### Extracted information
==*==

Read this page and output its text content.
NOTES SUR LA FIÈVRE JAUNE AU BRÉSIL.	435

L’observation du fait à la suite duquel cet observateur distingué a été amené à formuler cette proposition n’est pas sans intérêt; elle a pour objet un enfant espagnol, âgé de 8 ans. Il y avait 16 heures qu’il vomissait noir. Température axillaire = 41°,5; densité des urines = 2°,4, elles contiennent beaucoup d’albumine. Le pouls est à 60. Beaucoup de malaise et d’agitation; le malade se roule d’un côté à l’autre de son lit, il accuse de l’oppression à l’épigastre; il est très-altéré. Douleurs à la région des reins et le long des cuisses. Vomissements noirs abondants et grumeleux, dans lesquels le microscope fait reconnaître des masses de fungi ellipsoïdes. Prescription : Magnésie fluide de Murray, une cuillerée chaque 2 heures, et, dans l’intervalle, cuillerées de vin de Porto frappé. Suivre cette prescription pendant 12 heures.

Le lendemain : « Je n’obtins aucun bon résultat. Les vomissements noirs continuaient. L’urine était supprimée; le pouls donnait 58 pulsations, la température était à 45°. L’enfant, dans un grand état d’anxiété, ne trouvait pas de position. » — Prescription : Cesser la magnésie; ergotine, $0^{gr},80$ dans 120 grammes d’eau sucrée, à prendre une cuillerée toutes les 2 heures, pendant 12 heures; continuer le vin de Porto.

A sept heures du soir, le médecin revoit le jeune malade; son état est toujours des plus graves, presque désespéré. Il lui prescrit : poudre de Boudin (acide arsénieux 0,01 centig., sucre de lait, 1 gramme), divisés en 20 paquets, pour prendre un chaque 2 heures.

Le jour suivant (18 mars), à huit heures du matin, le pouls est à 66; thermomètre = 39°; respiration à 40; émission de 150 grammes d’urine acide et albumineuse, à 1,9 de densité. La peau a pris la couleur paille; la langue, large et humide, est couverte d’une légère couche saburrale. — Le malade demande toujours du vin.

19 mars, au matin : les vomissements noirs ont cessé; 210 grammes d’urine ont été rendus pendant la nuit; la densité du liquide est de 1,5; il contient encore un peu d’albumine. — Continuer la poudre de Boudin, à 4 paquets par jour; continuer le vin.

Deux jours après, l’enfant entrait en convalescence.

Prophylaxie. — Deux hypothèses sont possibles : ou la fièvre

==*==

### Exercise
In the listing, find all lines with the string "toujours" and copy them.

### Solution to this task
A sept heures du soir, le médecin revoit le jeune malade; son état est toujours des plus graves, presque désespéré. Il lui prescrit : poudre de Boudin (acide arsénieux 0,01 centig., sucre de lait, 1 gramme), divisés en 20 paquets, pour prendre un chaque 2 heures.
Le jour suivant (18 mars), à huit heures du matin, le pouls est à 66; thermomètre = 39°; respiration à 40; émission de 150 grammes d’urine acide et albumineuse, à 1,9 de densité. La peau a pris la couleur paille; la langue, large et humide, est couverte d’une légère couche saburrale. — Le malade demande toujours du vin.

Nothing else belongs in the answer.